§ Listing:
####

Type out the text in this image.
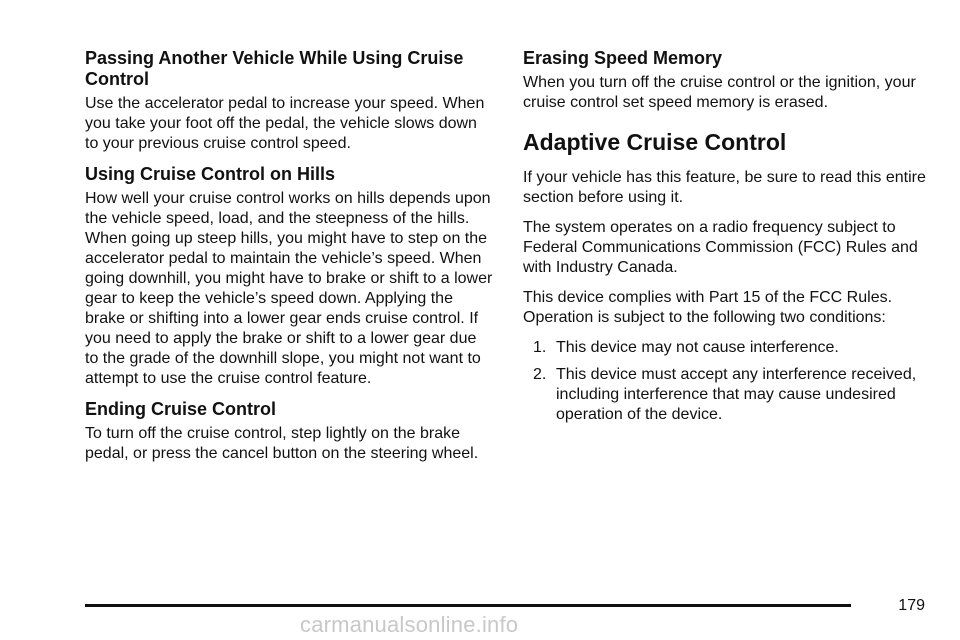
Passing Another Vehicle While Using Cruise Control

Use the accelerator pedal to increase your speed. When you take your foot off the pedal, the vehicle slows down to your previous cruise control speed.

Using Cruise Control on Hills

How well your cruise control works on hills depends upon the vehicle speed, load, and the steepness of the hills. When going up steep hills, you might have to step on the accelerator pedal to maintain the vehicle’s speed. When going downhill, you might have to brake or shift to a lower gear to keep the vehicle’s speed down. Applying the brake or shifting into a lower gear ends cruise control. If you need to apply the brake or shift to a lower gear due to the grade of the downhill slope, you might not want to attempt to use the cruise control feature.

Ending Cruise Control

To turn off the cruise control, step lightly on the brake pedal, or press the cancel button on the steering wheel.

Erasing Speed Memory

When you turn off the cruise control or the ignition, your cruise control set speed memory is erased.

Adaptive Cruise Control

If your vehicle has this feature, be sure to read this entire section before using it.

The system operates on a radio frequency subject to Federal Communications Commission (FCC) Rules and with Industry Canada.

This device complies with Part 15 of the FCC Rules. Operation is subject to the following two conditions:

1. This device may not cause interference.
2. This device must accept any interference received, including interference that may cause undesired operation of the device.
179
carmanualsonline.info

####

§ Work required: Locate and copy each line in the data above that includes the word "Rules".

§ Answer:
The system operates on a radio frequency subject to Federal Communications Commission (FCC) Rules and with Industry Canada.
This device complies with Part 15 of the FCC Rules. Operation is subject to the following two conditions:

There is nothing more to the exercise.